:: INPUT MATERIAL ::
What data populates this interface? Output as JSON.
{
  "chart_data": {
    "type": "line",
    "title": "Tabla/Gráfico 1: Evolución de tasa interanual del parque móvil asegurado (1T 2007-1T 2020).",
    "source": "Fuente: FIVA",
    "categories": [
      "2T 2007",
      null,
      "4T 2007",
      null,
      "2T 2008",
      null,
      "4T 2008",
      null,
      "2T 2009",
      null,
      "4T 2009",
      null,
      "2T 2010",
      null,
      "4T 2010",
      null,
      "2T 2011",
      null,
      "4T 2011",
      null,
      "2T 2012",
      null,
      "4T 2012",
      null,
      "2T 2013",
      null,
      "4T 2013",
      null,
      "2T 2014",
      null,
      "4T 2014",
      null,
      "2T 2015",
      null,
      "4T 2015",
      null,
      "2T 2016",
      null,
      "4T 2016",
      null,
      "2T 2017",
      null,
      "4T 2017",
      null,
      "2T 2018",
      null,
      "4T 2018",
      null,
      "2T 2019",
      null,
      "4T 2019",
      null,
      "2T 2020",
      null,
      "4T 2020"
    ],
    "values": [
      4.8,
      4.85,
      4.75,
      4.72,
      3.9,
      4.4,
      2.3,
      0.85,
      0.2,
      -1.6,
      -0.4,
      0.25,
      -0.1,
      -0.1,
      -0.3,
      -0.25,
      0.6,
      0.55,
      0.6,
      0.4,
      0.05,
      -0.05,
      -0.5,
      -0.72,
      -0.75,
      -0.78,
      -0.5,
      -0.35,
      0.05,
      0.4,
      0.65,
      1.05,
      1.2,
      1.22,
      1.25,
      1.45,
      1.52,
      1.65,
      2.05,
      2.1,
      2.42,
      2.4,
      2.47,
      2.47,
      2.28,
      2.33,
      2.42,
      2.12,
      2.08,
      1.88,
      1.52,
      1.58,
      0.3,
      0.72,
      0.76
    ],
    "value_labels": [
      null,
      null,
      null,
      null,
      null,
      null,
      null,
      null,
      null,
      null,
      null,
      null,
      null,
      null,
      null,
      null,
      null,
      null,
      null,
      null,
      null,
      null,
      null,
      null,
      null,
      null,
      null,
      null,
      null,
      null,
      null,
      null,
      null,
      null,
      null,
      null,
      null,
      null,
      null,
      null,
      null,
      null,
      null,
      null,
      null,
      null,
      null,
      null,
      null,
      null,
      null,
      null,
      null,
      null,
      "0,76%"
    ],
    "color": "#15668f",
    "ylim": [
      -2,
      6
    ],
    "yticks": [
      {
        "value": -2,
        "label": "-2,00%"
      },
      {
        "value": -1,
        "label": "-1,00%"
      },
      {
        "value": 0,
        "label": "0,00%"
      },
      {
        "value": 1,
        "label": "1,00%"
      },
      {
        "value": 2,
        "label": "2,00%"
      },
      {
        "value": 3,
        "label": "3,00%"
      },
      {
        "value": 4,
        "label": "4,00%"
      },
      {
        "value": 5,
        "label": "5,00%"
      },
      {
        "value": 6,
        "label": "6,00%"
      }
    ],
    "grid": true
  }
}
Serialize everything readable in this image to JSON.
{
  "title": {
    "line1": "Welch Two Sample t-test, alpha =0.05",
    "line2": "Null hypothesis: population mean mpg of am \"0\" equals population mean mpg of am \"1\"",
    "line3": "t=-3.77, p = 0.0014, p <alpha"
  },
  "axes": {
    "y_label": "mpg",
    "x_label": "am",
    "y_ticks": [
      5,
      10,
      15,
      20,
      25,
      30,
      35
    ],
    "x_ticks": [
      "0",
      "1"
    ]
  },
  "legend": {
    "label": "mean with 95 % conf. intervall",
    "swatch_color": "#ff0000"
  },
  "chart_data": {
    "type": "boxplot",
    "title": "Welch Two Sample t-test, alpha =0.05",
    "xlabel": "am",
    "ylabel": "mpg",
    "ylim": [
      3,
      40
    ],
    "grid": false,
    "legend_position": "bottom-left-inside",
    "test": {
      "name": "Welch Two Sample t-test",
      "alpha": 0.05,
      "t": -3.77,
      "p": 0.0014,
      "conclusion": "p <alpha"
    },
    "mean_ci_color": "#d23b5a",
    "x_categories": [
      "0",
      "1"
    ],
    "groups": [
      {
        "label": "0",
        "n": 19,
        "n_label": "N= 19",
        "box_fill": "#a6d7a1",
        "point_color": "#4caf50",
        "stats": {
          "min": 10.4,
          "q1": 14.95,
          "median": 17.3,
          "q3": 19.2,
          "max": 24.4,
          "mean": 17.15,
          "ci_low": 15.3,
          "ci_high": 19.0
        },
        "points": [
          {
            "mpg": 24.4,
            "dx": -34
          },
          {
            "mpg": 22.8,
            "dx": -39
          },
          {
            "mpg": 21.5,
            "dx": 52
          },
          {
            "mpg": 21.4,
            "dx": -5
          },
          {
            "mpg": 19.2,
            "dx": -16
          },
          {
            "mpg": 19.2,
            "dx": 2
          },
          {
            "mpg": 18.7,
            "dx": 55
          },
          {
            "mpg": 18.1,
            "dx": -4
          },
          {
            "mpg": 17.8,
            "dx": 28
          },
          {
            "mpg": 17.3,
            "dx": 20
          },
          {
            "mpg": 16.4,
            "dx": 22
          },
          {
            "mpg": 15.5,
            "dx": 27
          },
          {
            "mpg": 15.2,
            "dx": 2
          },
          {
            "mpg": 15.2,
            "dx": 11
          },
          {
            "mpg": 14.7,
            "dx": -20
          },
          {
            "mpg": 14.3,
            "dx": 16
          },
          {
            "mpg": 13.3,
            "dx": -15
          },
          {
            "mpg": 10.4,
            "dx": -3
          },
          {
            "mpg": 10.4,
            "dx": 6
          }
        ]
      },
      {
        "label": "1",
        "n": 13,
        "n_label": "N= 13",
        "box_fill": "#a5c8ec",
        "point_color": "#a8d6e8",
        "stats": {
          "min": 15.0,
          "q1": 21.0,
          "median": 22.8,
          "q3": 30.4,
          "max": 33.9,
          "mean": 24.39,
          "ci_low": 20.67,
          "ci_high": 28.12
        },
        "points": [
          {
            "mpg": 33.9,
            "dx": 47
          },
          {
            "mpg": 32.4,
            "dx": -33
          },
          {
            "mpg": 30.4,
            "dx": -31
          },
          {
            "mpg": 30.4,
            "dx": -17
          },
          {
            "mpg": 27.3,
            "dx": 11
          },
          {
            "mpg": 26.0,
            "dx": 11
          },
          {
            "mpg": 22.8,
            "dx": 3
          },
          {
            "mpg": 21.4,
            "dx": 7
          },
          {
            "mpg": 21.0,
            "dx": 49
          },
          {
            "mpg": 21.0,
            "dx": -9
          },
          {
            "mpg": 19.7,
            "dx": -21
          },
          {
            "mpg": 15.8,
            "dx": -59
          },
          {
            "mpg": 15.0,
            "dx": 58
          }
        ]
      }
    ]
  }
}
:::
— SHORT TASK —
Every line of the listing that holds "title" should be found and copied.

— ANSWER TO THIS TASK —
    "title": "Tabla/Gráfico 1: Evolución de tasa interanual del parque móvil asegurado (1T 2007-1T 2020).",
  "title": {
    "title": "Welch Two Sample t-test, alpha =0.05",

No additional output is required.